- **Material provided**
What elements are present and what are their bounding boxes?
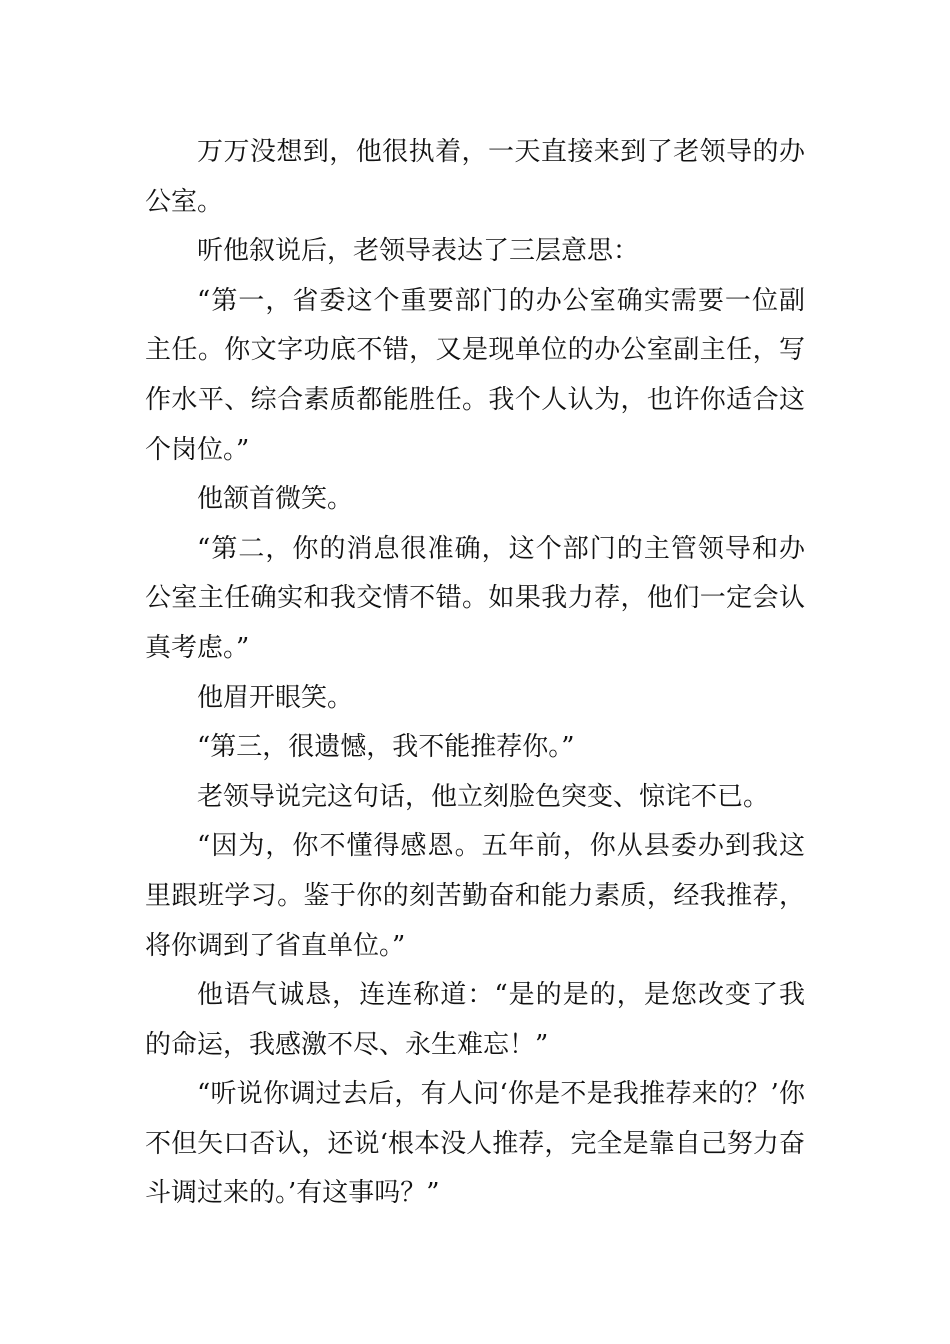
paragraph-3: “第一，省委这个重要部门的办公室确实需要一位副主任。你文字功底不错，又是现单位的办公室副主任，写作水平、综合素质都能胜任。我个人认为，也许你适合这个岗位。” <box>145 285 805 465</box>
paragraph-4: 他颔首微笑。 <box>197 484 354 515</box>
paragraph-10: 他语气诚恳，连连称道：“是的是的，是您改变了我的命运，我感激不尽、永生难忘！” <box>145 980 805 1060</box>
paragraph-1: 万万没想到，他很执着，一天直接来到了老领导的办公室。 <box>145 137 805 217</box>
paragraph-2: 听他叙说后，老领导表达了三层意思： <box>197 236 640 267</box>
paragraph-11: “听说你调过去后，有人问‘你是不是我推荐来的？’你不但矢口否认，还说‘根本没人推荐，完全是靠自己努力奋斗调过来的。’有这事吗？” <box>145 1079 805 1209</box>
document-page <box>145 128 805 1219</box>
paragraph-8: 老领导说完这句话，他立刻脸色突变、惊诧不已。 <box>197 781 770 812</box>
paragraph-9: “因为，你不懂得感恩。五年前，你从县委办到我这里跟班学习。鉴于你的刻苦勤奋和能力素质，经我推荐，将你调到了省直单位。” <box>145 831 805 961</box>
paragraph-6: 他眉开眼笑。 <box>197 682 354 713</box>
paragraph-7: “第三，很遗憾，我不能推荐你。” <box>197 732 575 763</box>
paragraph-5: “第二，你的消息很准确，这个部门的主管领导和办公室主任确实和我交情不错。如果我力荐，他们一定会认真考虑。” <box>145 533 805 663</box>
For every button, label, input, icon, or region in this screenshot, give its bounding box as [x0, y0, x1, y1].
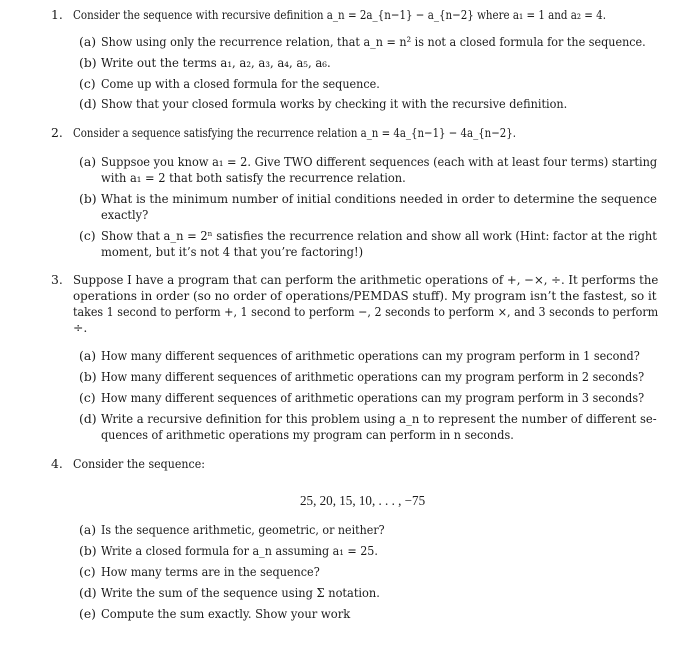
problem-3-number: 3. — [51, 272, 63, 287]
problem-1d-text: Show that your closed formula works by checking it with the recursive definition. — [101, 96, 568, 111]
problem-3-stem-line-2: operations in order (so no order of operations/PEMDAS stuff). My program isn’t the fastest, so it — [73, 288, 657, 303]
problem-4d-text: Write the sum of the sequence using Σ notation. — [101, 585, 380, 600]
problem-4c-text: How many terms are in the sequence? — [101, 564, 320, 579]
problem-2b-line-2: exactly? — [101, 207, 149, 222]
problem-1a-text: Show using only the recurrence relation, that a_n = n² is not a closed formula for the sequence. — [101, 34, 646, 49]
problem-4b-text: Write a closed formula for a_n assuming a₁ = 25. — [101, 543, 378, 558]
problem-2a-line-2: with a₁ = 2 that both satisfy the recurrence relation. — [101, 170, 406, 185]
problem-4a-label: (a) — [79, 522, 97, 537]
problem-1-number: 1. — [51, 7, 63, 22]
problem-4a-text: Is the sequence arithmetic, geometric, or neither? — [101, 522, 385, 537]
problem-2c-line-2: moment, but it’s not 4 that you’re factoring!) — [101, 244, 364, 259]
problem-3-stem-line-3: takes 1 second to perform +, 1 second to perform −, 2 seconds to perform ×, and 3 seconds to perform — [73, 304, 659, 319]
problem-1c-text: Come up with a closed formula for the sequence. — [101, 76, 380, 91]
problem-2a-line-1: Suppsoe you know a₁ = 2. Give TWO different sequences (each with at least four terms) starting — [101, 154, 658, 169]
problem-1d-label: (d) — [79, 96, 97, 111]
problem-1b-text: Write out the terms a₁, a₂, a₃, a₄, a₅, a₆. — [101, 55, 331, 70]
problem-3a-text: How many different sequences of arithmetic operations can my program perform in 1 second? — [101, 348, 640, 363]
problem-3a-label: (a) — [79, 348, 97, 363]
problem-3b-text: How many different sequences of arithmetic operations can my program perform in 2 seconds? — [101, 369, 645, 384]
problem-3c-label: (c) — [79, 390, 96, 405]
problem-3d-line-1: Write a recursive definition for this problem using a_n to represent the number of different se- — [101, 411, 657, 426]
problem-1b-label: (b) — [79, 55, 97, 70]
problem-3-stem-line-1: Suppose I have a program that can perform the arithmetic operations of +, −×, ÷. It performs the — [73, 272, 659, 287]
problem-4-number: 4. — [51, 456, 63, 471]
problem-4-stem: Consider the sequence: — [73, 456, 205, 471]
problem-4e-text: Compute the sum exactly. Show your work — [101, 606, 351, 621]
problem-4e-label: (e) — [79, 606, 97, 621]
problem-3b-label: (b) — [79, 369, 97, 384]
problem-3c-text: How many different sequences of arithmetic operations can my program perform in 3 seconds? — [101, 390, 645, 405]
problem-1-stem: Consider the sequence with recursive definition a_n = 2a_{n−1} − a_{n−2} where a₁ = 1 and a₂ = 4. — [73, 7, 606, 22]
problem-4-display-sequence: 25, 20, 15, 10, . . . , −75 — [300, 493, 426, 508]
problem-3d-line-2: quences of arithmetic operations my program can perform in n seconds. — [101, 427, 514, 442]
problem-3-stem-line-4: ÷. — [73, 320, 88, 335]
problem-2-number: 2. — [51, 125, 63, 140]
problem-2c-label: (c) — [79, 228, 96, 243]
problem-2-stem: Consider a sequence satisfying the recurrence relation a_n = 4a_{n−1} − 4a_{n−2}. — [73, 125, 516, 140]
problem-2c-line-1: Show that a_n = 2ⁿ satisfies the recurrence relation and show all work (Hint: factor at the right — [101, 228, 657, 243]
problem-2b-line-1: What is the minimum number of initial conditions needed in order to determine the sequence — [101, 191, 657, 206]
problem-4d-label: (d) — [79, 585, 97, 600]
problem-3d-label: (d) — [79, 411, 97, 426]
problem-2b-label: (b) — [79, 191, 97, 206]
problem-2a-label: (a) — [79, 154, 97, 169]
problem-1a-label: (a) — [79, 34, 97, 49]
problem-4b-label: (b) — [79, 543, 97, 558]
problem-4c-label: (c) — [79, 564, 96, 579]
problem-1c-label: (c) — [79, 76, 96, 91]
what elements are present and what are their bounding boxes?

- **Stated exercise**
Collect every line above that contains the word "stem", and copy each of those lines in full.

- **Exercise result**
problem-3-stem-line-2: operations in order (so no order of operations/PEMDAS stuff). My program isn’t the fastest, so it — [73, 288, 657, 303]
problem-3-stem-line-3: takes 1 second to perform +, 1 second to perform −, 2 seconds to perform ×, and 3 seconds to perform — [73, 304, 659, 319]
problem-3-stem-line-1: Suppose I have a program that can perform the arithmetic operations of +, −×, ÷. It performs the — [73, 272, 659, 287]
problem-4-stem: Consider the sequence: — [73, 456, 205, 471]
problem-1-stem: Consider the sequence with recursive definition a_n = 2a_{n−1} − a_{n−2} where a₁ = 1 and a₂ = 4. — [73, 7, 606, 22]
problem-3-stem-line-4: ÷. — [73, 320, 88, 335]
problem-2-stem: Consider a sequence satisfying the recurrence relation a_n = 4a_{n−1} − 4a_{n−2}. — [73, 125, 516, 140]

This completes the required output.